-- TASK DIRECTIONS --
Below is a block of records; repeat all of them exactly.

-- GIVEN DATA --
=====
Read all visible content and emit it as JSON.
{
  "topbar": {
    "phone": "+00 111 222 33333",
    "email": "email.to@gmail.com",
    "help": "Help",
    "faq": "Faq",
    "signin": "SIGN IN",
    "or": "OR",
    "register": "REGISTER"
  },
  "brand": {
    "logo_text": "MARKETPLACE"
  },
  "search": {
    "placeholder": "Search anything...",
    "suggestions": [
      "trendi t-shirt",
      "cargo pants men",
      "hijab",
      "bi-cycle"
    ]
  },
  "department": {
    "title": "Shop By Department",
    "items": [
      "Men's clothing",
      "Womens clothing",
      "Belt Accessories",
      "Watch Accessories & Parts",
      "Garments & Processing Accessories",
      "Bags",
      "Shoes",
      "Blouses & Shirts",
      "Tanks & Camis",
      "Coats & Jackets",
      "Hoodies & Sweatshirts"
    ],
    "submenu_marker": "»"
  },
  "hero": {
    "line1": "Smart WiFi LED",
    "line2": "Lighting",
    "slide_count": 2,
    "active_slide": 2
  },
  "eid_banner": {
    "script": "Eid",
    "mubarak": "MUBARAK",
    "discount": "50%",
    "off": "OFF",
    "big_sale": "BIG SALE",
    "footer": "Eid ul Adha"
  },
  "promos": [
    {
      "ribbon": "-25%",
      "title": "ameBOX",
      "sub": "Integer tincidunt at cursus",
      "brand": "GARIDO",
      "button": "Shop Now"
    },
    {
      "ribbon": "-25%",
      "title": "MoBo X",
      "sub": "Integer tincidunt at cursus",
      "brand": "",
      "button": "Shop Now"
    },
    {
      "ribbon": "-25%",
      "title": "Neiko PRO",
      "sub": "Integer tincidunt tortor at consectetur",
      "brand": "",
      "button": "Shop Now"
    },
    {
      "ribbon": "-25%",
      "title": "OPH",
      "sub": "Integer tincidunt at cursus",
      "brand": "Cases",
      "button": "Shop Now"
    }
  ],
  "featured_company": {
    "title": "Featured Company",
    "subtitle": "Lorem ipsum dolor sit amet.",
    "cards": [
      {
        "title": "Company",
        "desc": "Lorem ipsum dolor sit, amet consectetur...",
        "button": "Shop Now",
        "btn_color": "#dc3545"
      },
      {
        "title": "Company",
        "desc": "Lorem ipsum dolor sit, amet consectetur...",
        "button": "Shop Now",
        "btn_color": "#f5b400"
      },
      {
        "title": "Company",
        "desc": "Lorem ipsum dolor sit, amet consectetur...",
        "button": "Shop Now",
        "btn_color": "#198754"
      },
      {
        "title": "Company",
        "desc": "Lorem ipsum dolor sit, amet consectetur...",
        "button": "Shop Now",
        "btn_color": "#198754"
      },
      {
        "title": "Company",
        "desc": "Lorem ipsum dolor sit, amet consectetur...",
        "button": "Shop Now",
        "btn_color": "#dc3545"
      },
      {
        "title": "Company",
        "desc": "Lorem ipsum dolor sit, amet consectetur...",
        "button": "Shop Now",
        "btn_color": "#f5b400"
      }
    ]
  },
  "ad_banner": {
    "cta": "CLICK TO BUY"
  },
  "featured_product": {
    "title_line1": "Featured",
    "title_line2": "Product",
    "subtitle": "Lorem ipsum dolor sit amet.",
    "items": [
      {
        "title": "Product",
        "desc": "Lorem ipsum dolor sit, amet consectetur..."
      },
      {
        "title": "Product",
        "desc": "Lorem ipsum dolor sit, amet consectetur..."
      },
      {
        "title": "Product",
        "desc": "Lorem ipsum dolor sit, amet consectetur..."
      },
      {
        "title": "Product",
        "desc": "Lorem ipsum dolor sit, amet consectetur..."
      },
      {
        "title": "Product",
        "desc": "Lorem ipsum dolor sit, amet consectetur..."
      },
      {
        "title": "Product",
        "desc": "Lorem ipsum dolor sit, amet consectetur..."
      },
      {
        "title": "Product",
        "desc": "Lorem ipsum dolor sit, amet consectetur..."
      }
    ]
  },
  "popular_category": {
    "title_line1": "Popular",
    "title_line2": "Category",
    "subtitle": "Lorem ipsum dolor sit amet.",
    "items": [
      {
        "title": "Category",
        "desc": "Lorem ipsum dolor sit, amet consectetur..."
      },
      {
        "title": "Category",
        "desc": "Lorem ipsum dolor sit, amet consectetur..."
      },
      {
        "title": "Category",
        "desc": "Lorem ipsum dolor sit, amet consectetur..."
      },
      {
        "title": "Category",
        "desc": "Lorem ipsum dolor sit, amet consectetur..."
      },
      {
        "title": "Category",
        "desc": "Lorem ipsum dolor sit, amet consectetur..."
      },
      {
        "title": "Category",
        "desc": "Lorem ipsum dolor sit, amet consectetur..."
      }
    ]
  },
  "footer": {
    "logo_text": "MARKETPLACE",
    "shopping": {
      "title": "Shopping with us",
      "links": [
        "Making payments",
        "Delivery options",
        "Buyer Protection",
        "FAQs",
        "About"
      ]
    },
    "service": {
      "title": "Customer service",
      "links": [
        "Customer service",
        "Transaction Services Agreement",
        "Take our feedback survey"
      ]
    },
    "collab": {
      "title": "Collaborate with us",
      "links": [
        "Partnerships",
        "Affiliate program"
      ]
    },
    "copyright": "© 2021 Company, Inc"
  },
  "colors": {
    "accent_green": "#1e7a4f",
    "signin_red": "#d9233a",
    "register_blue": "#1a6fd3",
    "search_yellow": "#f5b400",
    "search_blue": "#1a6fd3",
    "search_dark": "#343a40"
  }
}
=====
-- ANSWER FOR THE TASK --
Read all visible content and emit it as JSON.
{
  "topbar": {
    "phone": "+00 111 222 33333",
    "email": "email.to@gmail.com",
    "help": "Help",
    "faq": "Faq",
    "signin": "SIGN IN",
    "or": "OR",
    "register": "REGISTER"
  },
  "brand": {
    "logo_text": "MARKETPLACE"
  },
  "search": {
    "placeholder": "Search anything...",
    "suggestions": [
      "trendi t-shirt",
      "cargo pants men",
      "hijab",
      "bi-cycle"
    ]
  },
  "department": {
    "title": "Shop By Department",
    "items": [
      "Men's clothing",
      "Womens clothing",
      "Belt Accessories",
      "Watch Accessories & Parts",
      "Garments & Processing Accessories",
      "Bags",
      "Shoes",
      "Blouses & Shirts",
      "Tanks & Camis",
      "Coats & Jackets",
      "Hoodies & Sweatshirts"
    ],
    "submenu_marker": "»"
  },
  "hero": {
    "line1": "Smart WiFi LED",
    "line2": "Lighting",
    "slide_count": 2,
    "active_slide": 2
  },
  "eid_banner": {
    "script": "Eid",
    "mubarak": "MUBARAK",
    "discount": "50%",
    "off": "OFF",
    "big_sale": "BIG SALE",
    "footer": "Eid ul Adha"
  },
  "promos": [
    {
      "ribbon": "-25%",
      "title": "ameBOX",
      "sub": "Integer tincidunt at cursus",
      "brand": "GARIDO",
      "button": "Shop Now"
    },
    {
      "ribbon": "-25%",
      "title": "MoBo X",
      "sub": "Integer tincidunt at cursus",
      "brand": "",
      "button": "Shop Now"
    },
    {
      "ribbon": "-25%",
      "title": "Neiko PRO",
      "sub": "Integer tincidunt tortor at consectetur",
      "brand": "",
      "button": "Shop Now"
    },
    {
      "ribbon": "-25%",
      "title": "OPH",
      "sub": "Integer tincidunt at cursus",
      "brand": "Cases",
      "button": "Shop Now"
    }
  ],
  "featured_company": {
    "title": "Featured Company",
    "subtitle": "Lorem ipsum dolor sit amet.",
    "cards": [
      {
        "title": "Company",
        "desc": "Lorem ipsum dolor sit, amet consectetur...",
        "button": "Shop Now",
        "btn_color": "#dc3545"
      },
      {
        "title": "Company",
        "desc": "Lorem ipsum dolor sit, amet consectetur...",
        "button": "Shop Now",
        "btn_color": "#f5b400"
      },
      {
        "title": "Company",
        "desc": "Lorem ipsum dolor sit, amet consectetur...",
        "button": "Shop Now",
        "btn_color": "#198754"
      },
      {
        "title": "Company",
        "desc": "Lorem ipsum dolor sit, amet consectetur...",
        "button": "Shop Now",
        "btn_color": "#198754"
      },
      {
        "title": "Company",
        "desc": "Lorem ipsum dolor sit, amet consectetur...",
        "button": "Shop Now",
        "btn_color": "#dc3545"
      },
      {
        "title": "Company",
        "desc": "Lorem ipsum dolor sit, amet consectetur...",
        "button": "Shop Now",
        "btn_color": "#f5b400"
      }
    ]
  },
  "ad_banner": {
    "cta": "CLICK TO BUY"
  },
  "featured_product": {
    "title_line1": "Featured",
    "title_line2": "Product",
    "subtitle": "Lorem ipsum dolor sit amet.",
    "items": [
      {
        "title": "Product",
        "desc": "Lorem ipsum dolor sit, amet consectetur..."
      },
      {
        "title": "Product",
        "desc": "Lorem ipsum dolor sit, amet consectetur..."
      },
      {
        "title": "Product",
        "desc": "Lorem ipsum dolor sit, amet consectetur..."
      },
      {
        "title": "Product",
        "desc": "Lorem ipsum dolor sit, amet consectetur..."
      },
      {
        "title": "Product",
        "desc": "Lorem ipsum dolor sit, amet consectetur..."
      },
      {
        "title": "Product",
        "desc": "Lorem ipsum dolor sit, amet consectetur..."
      },
      {
        "title": "Product",
        "desc": "Lorem ipsum dolor sit, amet consectetur..."
      }
    ]
  },
  "popular_category": {
    "title_line1": "Popular",
    "title_line2": "Category",
    "subtitle": "Lorem ipsum dolor sit amet.",
    "items": [
      {
        "title": "Category",
        "desc": "Lorem ipsum dolor sit, amet consectetur..."
      },
      {
        "title": "Category",
        "desc": "Lorem ipsum dolor sit, amet consectetur..."
      },
      {
        "title": "Category",
        "desc": "Lorem ipsum dolor sit, amet consectetur..."
      },
      {
        "title": "Category",
        "desc": "Lorem ipsum dolor sit, amet consectetur..."
      },
      {
        "title": "Category",
        "desc": "Lorem ipsum dolor sit, amet consectetur..."
      },
      {
        "title": "Category",
        "desc": "Lorem ipsum dolor sit, amet consectetur..."
      }
    ]
  },
  "footer": {
    "logo_text": "MARKETPLACE",
    "shopping": {
      "title": "Shopping with us",
      "links": [
        "Making payments",
        "Delivery options",
        "Buyer Protection",
        "FAQs",
        "About"
      ]
    },
    "service": {
      "title": "Customer service",
      "links": [
        "Customer service",
        "Transaction Services Agreement",
        "Take our feedback survey"
      ]
    },
    "collab": {
      "title": "Collaborate with us",
      "links": [
        "Partnerships",
        "Affiliate program"
      ]
    },
    "copyright": "© 2021 Company, Inc"
  },
  "colors": {
    "accent_green": "#1e7a4f",
    "signin_red": "#d9233a",
    "register_blue": "#1a6fd3",
    "search_yellow": "#f5b400",
    "search_blue": "#1a6fd3",
    "search_dark": "#343a40"
  }
}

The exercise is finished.